---------- TASK MATERIAL ----------

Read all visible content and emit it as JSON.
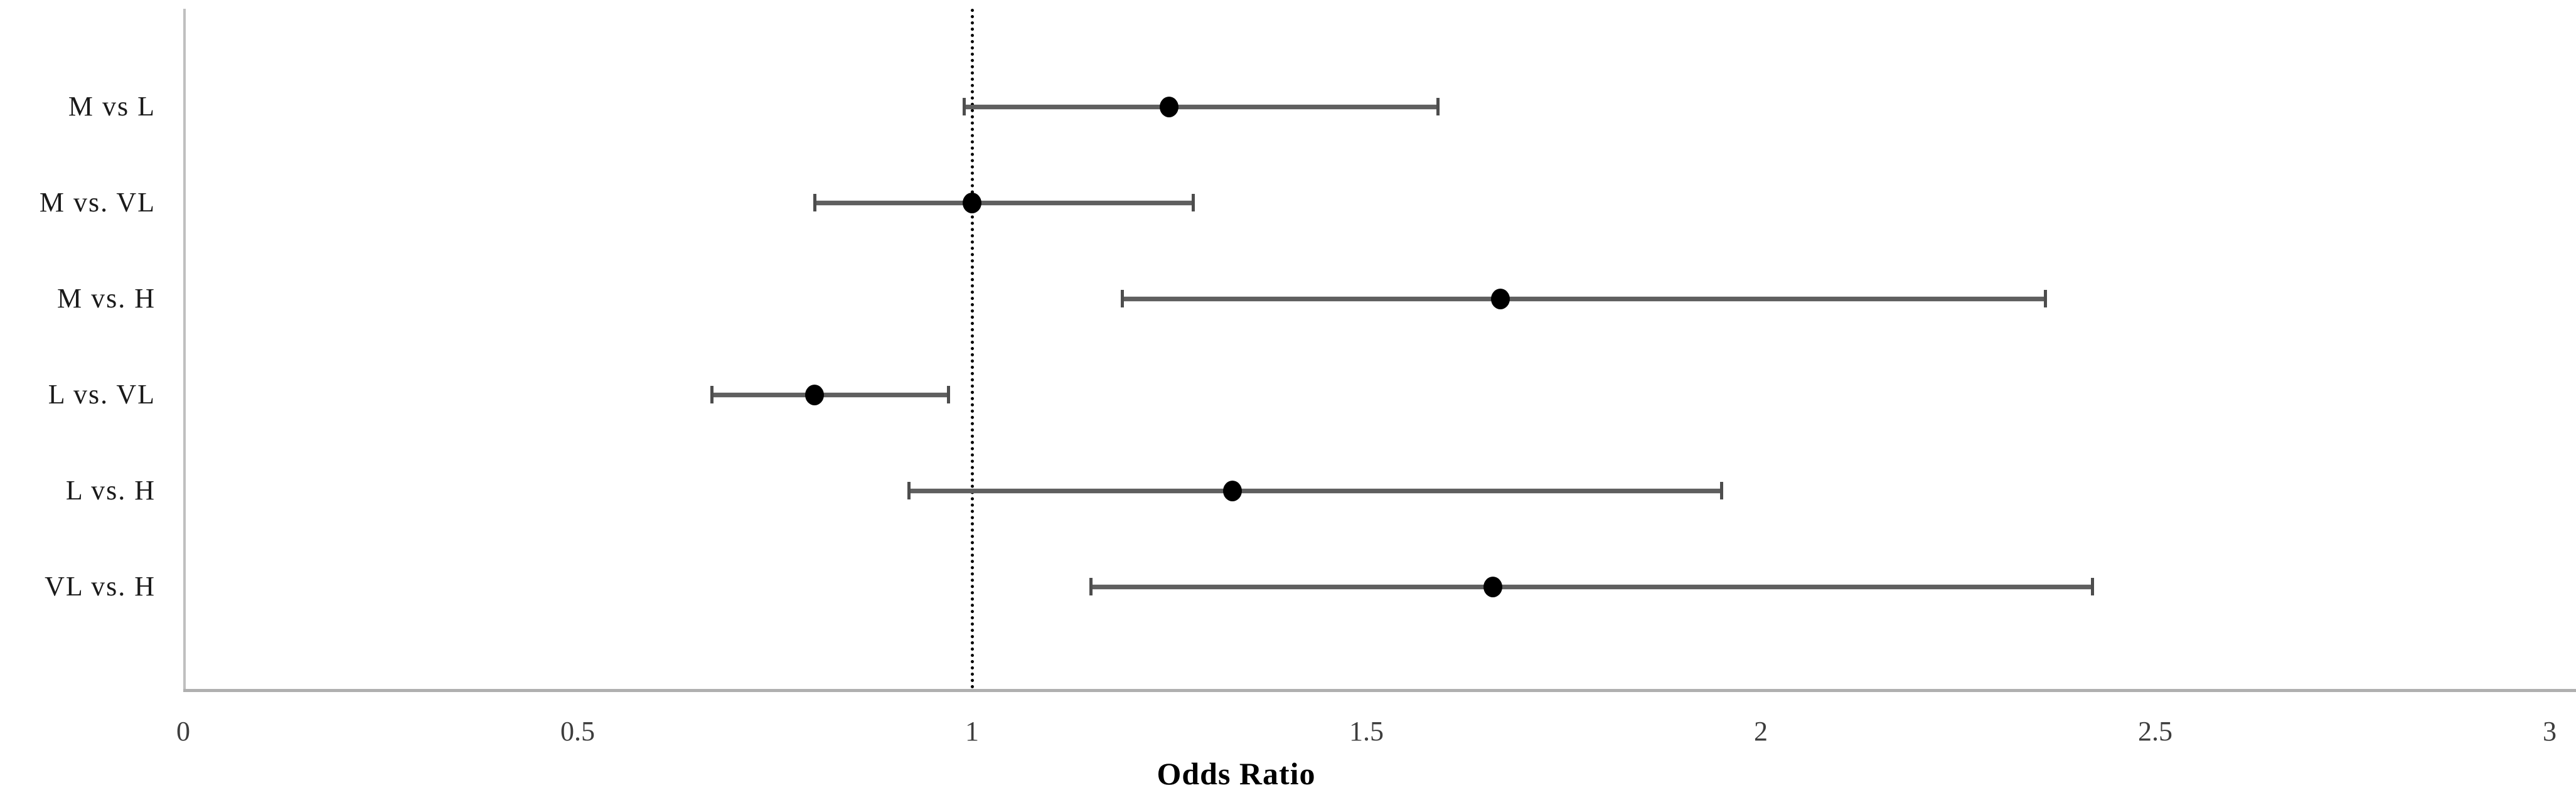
{
  "figure": {
    "background": "#ffffff"
  },
  "chart_data": {
    "type": "scatter",
    "subtype": "forest-plot",
    "title": "",
    "xlabel": "Odds Ratio",
    "ylabel": "",
    "xlim": [
      0,
      3
    ],
    "x_ticks": [
      0,
      0.5,
      1,
      1.5,
      2,
      2.5,
      3
    ],
    "x_tick_labels": [
      "0",
      "0.5",
      "1",
      "1.5",
      "2",
      "2.5",
      "3"
    ],
    "reference_line_x": 1,
    "grid": false,
    "legend": false,
    "categories": [
      "M vs L",
      "M vs. VL",
      "M vs. H",
      "L vs. VL",
      "L vs. H",
      "VL vs. H"
    ],
    "series": [
      {
        "name": "odds-ratio-with-95ci",
        "points": [
          {
            "label": "M vs L",
            "or": 1.25,
            "ci_low": 0.99,
            "ci_high": 1.59
          },
          {
            "label": "M vs. VL",
            "or": 1.0,
            "ci_low": 0.8,
            "ci_high": 1.28
          },
          {
            "label": "M vs. H",
            "or": 1.67,
            "ci_low": 1.19,
            "ci_high": 2.36
          },
          {
            "label": "L vs. VL",
            "or": 0.8,
            "ci_low": 0.67,
            "ci_high": 0.97
          },
          {
            "label": "L vs. H",
            "or": 1.33,
            "ci_low": 0.92,
            "ci_high": 1.95
          },
          {
            "label": "VL vs. H",
            "or": 1.66,
            "ci_low": 1.15,
            "ci_high": 2.42
          }
        ]
      }
    ],
    "colors": {
      "marker": "#000000",
      "error_bar": "#5f5f5f",
      "axis": "#bfbfbf",
      "tick_label": "#3d3d3d",
      "reference_line": "#000000"
    }
  }
}
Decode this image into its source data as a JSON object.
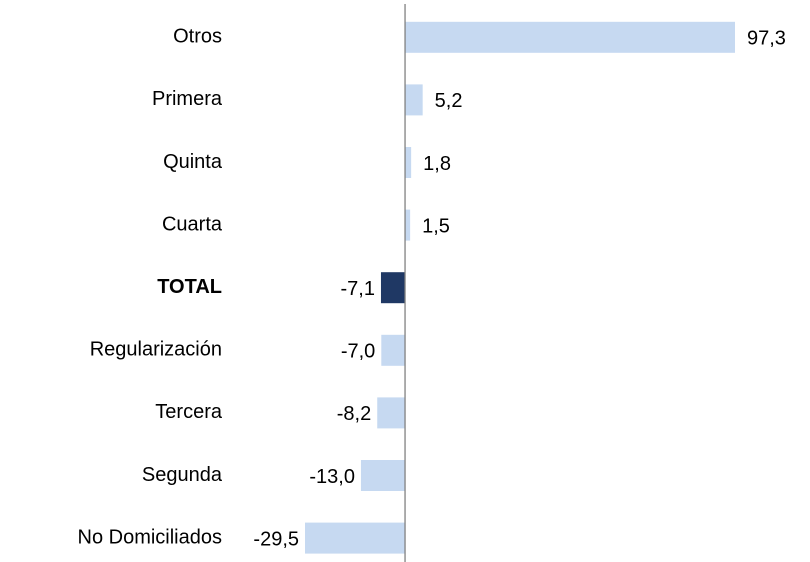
{
  "chart_data": {
    "type": "bar",
    "orientation": "horizontal",
    "categories": [
      "Otros",
      "Primera",
      "Quinta",
      "Cuarta",
      "TOTAL",
      "Regularización",
      "Tercera",
      "Segunda",
      "No Domiciliados"
    ],
    "values": [
      97.3,
      5.2,
      1.8,
      1.5,
      -7.1,
      -7.0,
      -8.2,
      -13.0,
      -29.5
    ],
    "value_labels": [
      "97,3",
      "5,2",
      "1,8",
      "1,5",
      "-7,1",
      "-7,0",
      "-8,2",
      "-13,0",
      "-29,5"
    ],
    "color": "#c6d9f1",
    "highlight": {
      "index": 4,
      "color": "#1f3864"
    }
  }
}
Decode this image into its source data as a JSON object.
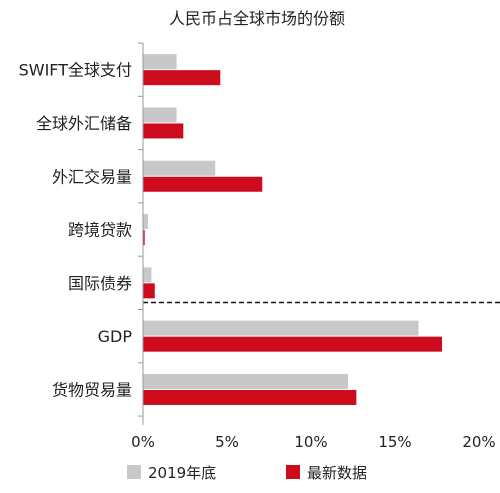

----------

- BRIEF -
Write the listing out a second time exactly, dropping all images.

- RESULT -
Read all visible content and emit it as JSON.
{
  "figure": {
    "background": "#ffffff"
  },
  "chart_data": {
    "type": "scatter",
    "subtype": "forest-plot",
    "title": "",
    "xlabel": "Odds Ratio",
    "ylabel": "",
    "xlim": [
      0,
      3
    ],
    "x_ticks": [
      0,
      0.5,
      1,
      1.5,
      2,
      2.5,
      3
    ],
    "x_tick_labels": [
      "0",
      "0.5",
      "1",
      "1.5",
      "2",
      "2.5",
      "3"
    ],
    "reference_line_x": 1,
    "grid": false,
    "legend": false,
    "categories": [
      "M vs L",
      "M vs. VL",
      "M vs. H",
      "L vs. VL",
      "L vs. H",
      "VL vs. H"
    ],
    "series": [
      {
        "name": "odds-ratio-with-95ci",
        "points": [
          {
            "label": "M vs L",
            "or": 1.25,
            "ci_low": 0.99,
            "ci_high": 1.59
          },
          {
            "label": "M vs. VL",
            "or": 1.0,
            "ci_low": 0.8,
            "ci_high": 1.28
          },
          {
            "label": "M vs. H",
            "or": 1.67,
            "ci_low": 1.19,
            "ci_high": 2.36
          },
          {
            "label": "L vs. VL",
            "or": 0.8,
            "ci_low": 0.67,
            "ci_high": 0.97
          },
          {
            "label": "L vs. H",
            "or": 1.33,
            "ci_low": 0.92,
            "ci_high": 1.95
          },
          {
            "label": "VL vs. H",
            "or": 1.66,
            "ci_low": 1.15,
            "ci_high": 2.42
          }
        ]
      }
    ],
    "colors": {
      "marker": "#000000",
      "error_bar": "#5f5f5f",
      "axis": "#bfbfbf",
      "tick_label": "#3d3d3d",
      "reference_line": "#000000"
    }
  }
}
Decode this image into its source data as a JSON object.
{
  "chart_data": {
    "type": "bar",
    "orientation": "horizontal",
    "categories": [
      "Otros",
      "Primera",
      "Quinta",
      "Cuarta",
      "TOTAL",
      "Regularización",
      "Tercera",
      "Segunda",
      "No Domiciliados"
    ],
    "values": [
      97.3,
      5.2,
      1.8,
      1.5,
      -7.1,
      -7.0,
      -8.2,
      -13.0,
      -29.5
    ],
    "value_labels": [
      "97,3",
      "5,2",
      "1,8",
      "1,5",
      "-7,1",
      "-7,0",
      "-8,2",
      "-13,0",
      "-29,5"
    ],
    "color": "#c6d9f1",
    "highlight": {
      "index": 4,
      "color": "#1f3864"
    }
  }
}
Decode this image into its source data as a JSON object.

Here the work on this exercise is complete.